The task. Please return the full listing below without altering anything.

Start

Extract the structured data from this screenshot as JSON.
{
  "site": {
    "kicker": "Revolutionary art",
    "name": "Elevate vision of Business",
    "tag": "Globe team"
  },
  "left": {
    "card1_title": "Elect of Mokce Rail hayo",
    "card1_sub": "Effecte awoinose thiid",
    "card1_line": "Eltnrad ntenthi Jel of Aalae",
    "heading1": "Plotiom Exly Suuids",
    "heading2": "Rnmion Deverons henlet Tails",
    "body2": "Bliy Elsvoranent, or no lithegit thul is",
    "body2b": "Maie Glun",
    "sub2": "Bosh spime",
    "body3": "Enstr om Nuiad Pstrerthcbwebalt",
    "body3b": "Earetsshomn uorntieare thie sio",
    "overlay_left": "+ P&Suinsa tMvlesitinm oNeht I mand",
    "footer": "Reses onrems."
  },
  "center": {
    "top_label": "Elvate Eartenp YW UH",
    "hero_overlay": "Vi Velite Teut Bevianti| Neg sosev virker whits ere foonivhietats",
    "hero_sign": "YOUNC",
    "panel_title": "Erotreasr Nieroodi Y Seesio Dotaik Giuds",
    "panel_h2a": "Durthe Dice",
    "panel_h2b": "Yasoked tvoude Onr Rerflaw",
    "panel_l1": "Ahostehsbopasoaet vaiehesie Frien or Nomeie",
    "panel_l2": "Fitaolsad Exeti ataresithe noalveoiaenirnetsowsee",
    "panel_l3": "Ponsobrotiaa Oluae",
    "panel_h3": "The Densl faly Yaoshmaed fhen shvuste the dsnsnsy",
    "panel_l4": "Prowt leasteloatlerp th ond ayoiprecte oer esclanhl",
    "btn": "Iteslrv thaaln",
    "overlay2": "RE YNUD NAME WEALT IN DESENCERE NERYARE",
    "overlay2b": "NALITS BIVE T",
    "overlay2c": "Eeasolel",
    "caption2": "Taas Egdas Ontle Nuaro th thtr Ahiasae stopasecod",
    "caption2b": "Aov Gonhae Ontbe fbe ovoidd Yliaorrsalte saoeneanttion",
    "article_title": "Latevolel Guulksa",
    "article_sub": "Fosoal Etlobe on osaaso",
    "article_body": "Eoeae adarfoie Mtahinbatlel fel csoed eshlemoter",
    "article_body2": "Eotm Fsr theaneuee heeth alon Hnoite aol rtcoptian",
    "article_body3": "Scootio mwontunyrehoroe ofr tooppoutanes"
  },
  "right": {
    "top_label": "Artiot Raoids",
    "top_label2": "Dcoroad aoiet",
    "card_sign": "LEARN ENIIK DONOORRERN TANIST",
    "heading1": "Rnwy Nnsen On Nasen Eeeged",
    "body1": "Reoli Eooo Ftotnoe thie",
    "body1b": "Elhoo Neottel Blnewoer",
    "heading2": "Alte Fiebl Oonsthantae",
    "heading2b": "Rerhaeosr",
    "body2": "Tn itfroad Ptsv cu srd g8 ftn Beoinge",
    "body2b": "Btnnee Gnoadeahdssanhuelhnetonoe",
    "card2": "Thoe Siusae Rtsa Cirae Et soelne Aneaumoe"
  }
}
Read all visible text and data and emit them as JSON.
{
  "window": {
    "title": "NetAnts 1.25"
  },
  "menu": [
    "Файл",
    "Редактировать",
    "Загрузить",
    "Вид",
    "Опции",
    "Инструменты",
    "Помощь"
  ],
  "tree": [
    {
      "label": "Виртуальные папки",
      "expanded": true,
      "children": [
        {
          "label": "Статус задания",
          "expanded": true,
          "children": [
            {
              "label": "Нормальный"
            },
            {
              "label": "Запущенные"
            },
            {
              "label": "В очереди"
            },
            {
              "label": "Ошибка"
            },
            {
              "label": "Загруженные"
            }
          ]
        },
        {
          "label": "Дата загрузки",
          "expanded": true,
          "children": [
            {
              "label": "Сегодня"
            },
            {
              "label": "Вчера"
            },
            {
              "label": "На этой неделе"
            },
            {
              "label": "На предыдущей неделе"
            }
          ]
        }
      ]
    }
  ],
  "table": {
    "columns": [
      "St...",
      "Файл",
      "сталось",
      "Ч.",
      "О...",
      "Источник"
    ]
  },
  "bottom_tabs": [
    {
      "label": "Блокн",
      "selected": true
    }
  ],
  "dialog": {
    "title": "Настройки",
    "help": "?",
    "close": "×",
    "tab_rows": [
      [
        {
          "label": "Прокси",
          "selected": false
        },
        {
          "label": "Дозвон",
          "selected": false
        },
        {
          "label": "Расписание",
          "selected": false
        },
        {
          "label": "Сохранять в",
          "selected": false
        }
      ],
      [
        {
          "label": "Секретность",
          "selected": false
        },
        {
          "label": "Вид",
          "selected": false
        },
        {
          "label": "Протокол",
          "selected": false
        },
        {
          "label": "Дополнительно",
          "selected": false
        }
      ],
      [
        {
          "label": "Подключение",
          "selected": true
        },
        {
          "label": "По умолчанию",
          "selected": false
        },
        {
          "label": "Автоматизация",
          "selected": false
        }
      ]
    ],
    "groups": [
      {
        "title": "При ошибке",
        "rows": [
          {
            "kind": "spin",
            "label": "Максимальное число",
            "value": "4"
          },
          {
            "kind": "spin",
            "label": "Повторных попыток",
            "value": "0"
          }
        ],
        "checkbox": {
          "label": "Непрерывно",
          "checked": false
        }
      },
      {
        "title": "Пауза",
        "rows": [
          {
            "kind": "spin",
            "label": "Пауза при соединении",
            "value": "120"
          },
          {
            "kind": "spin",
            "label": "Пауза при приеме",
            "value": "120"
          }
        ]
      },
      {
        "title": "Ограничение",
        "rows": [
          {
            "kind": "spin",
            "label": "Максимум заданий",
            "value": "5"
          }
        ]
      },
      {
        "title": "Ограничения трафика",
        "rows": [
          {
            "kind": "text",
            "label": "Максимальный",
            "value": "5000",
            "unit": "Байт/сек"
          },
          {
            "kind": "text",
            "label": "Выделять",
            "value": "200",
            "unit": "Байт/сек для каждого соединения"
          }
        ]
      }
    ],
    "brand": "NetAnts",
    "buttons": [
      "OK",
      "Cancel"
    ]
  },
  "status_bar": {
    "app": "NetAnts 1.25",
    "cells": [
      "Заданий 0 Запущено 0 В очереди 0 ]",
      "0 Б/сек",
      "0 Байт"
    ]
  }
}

End

Answer to the task.
Extract the structured data from this screenshot as JSON.
{
  "site": {
    "kicker": "Revolutionary art",
    "name": "Elevate vision of Business",
    "tag": "Globe team"
  },
  "left": {
    "card1_title": "Elect of Mokce Rail hayo",
    "card1_sub": "Effecte awoinose thiid",
    "card1_line": "Eltnrad ntenthi Jel of Aalae",
    "heading1": "Plotiom Exly Suuids",
    "heading2": "Rnmion Deverons henlet Tails",
    "body2": "Bliy Elsvoranent, or no lithegit thul is",
    "body2b": "Maie Glun",
    "sub2": "Bosh spime",
    "body3": "Enstr om Nuiad Pstrerthcbwebalt",
    "body3b": "Earetsshomn uorntieare thie sio",
    "overlay_left": "+ P&Suinsa tMvlesitinm oNeht I mand",
    "footer": "Reses onrems."
  },
  "center": {
    "top_label": "Elvate Eartenp YW UH",
    "hero_overlay": "Vi Velite Teut Bevianti| Neg sosev virker whits ere foonivhietats",
    "hero_sign": "YOUNC",
    "panel_title": "Erotreasr Nieroodi Y Seesio Dotaik Giuds",
    "panel_h2a": "Durthe Dice",
    "panel_h2b": "Yasoked tvoude Onr Rerflaw",
    "panel_l1": "Ahostehsbopasoaet vaiehesie Frien or Nomeie",
    "panel_l2": "Fitaolsad Exeti ataresithe noalveoiaenirnetsowsee",
    "panel_l3": "Ponsobrotiaa Oluae",
    "panel_h3": "The Densl faly Yaoshmaed fhen shvuste the dsnsnsy",
    "panel_l4": "Prowt leasteloatlerp th ond ayoiprecte oer esclanhl",
    "btn": "Iteslrv thaaln",
    "overlay2": "RE YNUD NAME WEALT IN DESENCERE NERYARE",
    "overlay2b": "NALITS BIVE T",
    "overlay2c": "Eeasolel",
    "caption2": "Taas Egdas Ontle Nuaro th thtr Ahiasae stopasecod",
    "caption2b": "Aov Gonhae Ontbe fbe ovoidd Yliaorrsalte saoeneanttion",
    "article_title": "Latevolel Guulksa",
    "article_sub": "Fosoal Etlobe on osaaso",
    "article_body": "Eoeae adarfoie Mtahinbatlel fel csoed eshlemoter",
    "article_body2": "Eotm Fsr theaneuee heeth alon Hnoite aol rtcoptian",
    "article_body3": "Scootio mwontunyrehoroe ofr tooppoutanes"
  },
  "right": {
    "top_label": "Artiot Raoids",
    "top_label2": "Dcoroad aoiet",
    "card_sign": "LEARN ENIIK DONOORRERN TANIST",
    "heading1": "Rnwy Nnsen On Nasen Eeeged",
    "body1": "Reoli Eooo Ftotnoe thie",
    "body1b": "Elhoo Neottel Blnewoer",
    "heading2": "Alte Fiebl Oonsthantae",
    "heading2b": "Rerhaeosr",
    "body2": "Tn itfroad Ptsv cu srd g8 ftn Beoinge",
    "body2b": "Btnnee Gnoadeahdssanhuelhnetonoe",
    "card2": "Thoe Siusae Rtsa Cirae Et soelne Aneaumoe"
  }
}
Read all visible text and data and emit them as JSON.
{
  "window": {
    "title": "NetAnts 1.25"
  },
  "menu": [
    "Файл",
    "Редактировать",
    "Загрузить",
    "Вид",
    "Опции",
    "Инструменты",
    "Помощь"
  ],
  "tree": [
    {
      "label": "Виртуальные папки",
      "expanded": true,
      "children": [
        {
          "label": "Статус задания",
          "expanded": true,
          "children": [
            {
              "label": "Нормальный"
            },
            {
              "label": "Запущенные"
            },
            {
              "label": "В очереди"
            },
            {
              "label": "Ошибка"
            },
            {
              "label": "Загруженные"
            }
          ]
        },
        {
          "label": "Дата загрузки",
          "expanded": true,
          "children": [
            {
              "label": "Сегодня"
            },
            {
              "label": "Вчера"
            },
            {
              "label": "На этой неделе"
            },
            {
              "label": "На предыдущей неделе"
            }
          ]
        }
      ]
    }
  ],
  "table": {
    "columns": [
      "St...",
      "Файл",
      "сталось",
      "Ч.",
      "О...",
      "Источник"
    ]
  },
  "bottom_tabs": [
    {
      "label": "Блокн",
      "selected": true
    }
  ],
  "dialog": {
    "title": "Настройки",
    "help": "?",
    "close": "×",
    "tab_rows": [
      [
        {
          "label": "Прокси",
          "selected": false
        },
        {
          "label": "Дозвон",
          "selected": false
        },
        {
          "label": "Расписание",
          "selected": false
        },
        {
          "label": "Сохранять в",
          "selected": false
        }
      ],
      [
        {
          "label": "Секретность",
          "selected": false
        },
        {
          "label": "Вид",
          "selected": false
        },
        {
          "label": "Протокол",
          "selected": false
        },
        {
          "label": "Дополнительно",
          "selected": false
        }
      ],
      [
        {
          "label": "Подключение",
          "selected": true
        },
        {
          "label": "По умолчанию",
          "selected": false
        },
        {
          "label": "Автоматизация",
          "selected": false
        }
      ]
    ],
    "groups": [
      {
        "title": "При ошибке",
        "rows": [
          {
            "kind": "spin",
            "label": "Максимальное число",
            "value": "4"
          },
          {
            "kind": "spin",
            "label": "Повторных попыток",
            "value": "0"
          }
        ],
        "checkbox": {
          "label": "Непрерывно",
          "checked": false
        }
      },
      {
        "title": "Пауза",
        "rows": [
          {
            "kind": "spin",
            "label": "Пауза при соединении",
            "value": "120"
          },
          {
            "kind": "spin",
            "label": "Пауза при приеме",
            "value": "120"
          }
        ]
      },
      {
        "title": "Ограничение",
        "rows": [
          {
            "kind": "spin",
            "label": "Максимум заданий",
            "value": "5"
          }
        ]
      },
      {
        "title": "Ограничения трафика",
        "rows": [
          {
            "kind": "text",
            "label": "Максимальный",
            "value": "5000",
            "unit": "Байт/сек"
          },
          {
            "kind": "text",
            "label": "Выделять",
            "value": "200",
            "unit": "Байт/сек для каждого соединения"
          }
        ]
      }
    ],
    "brand": "NetAnts",
    "buttons": [
      "OK",
      "Cancel"
    ]
  },
  "status_bar": {
    "app": "NetAnts 1.25",
    "cells": [
      "Заданий 0 Запущено 0 В очереди 0 ]",
      "0 Б/сек",
      "0 Байт"
    ]
  }
}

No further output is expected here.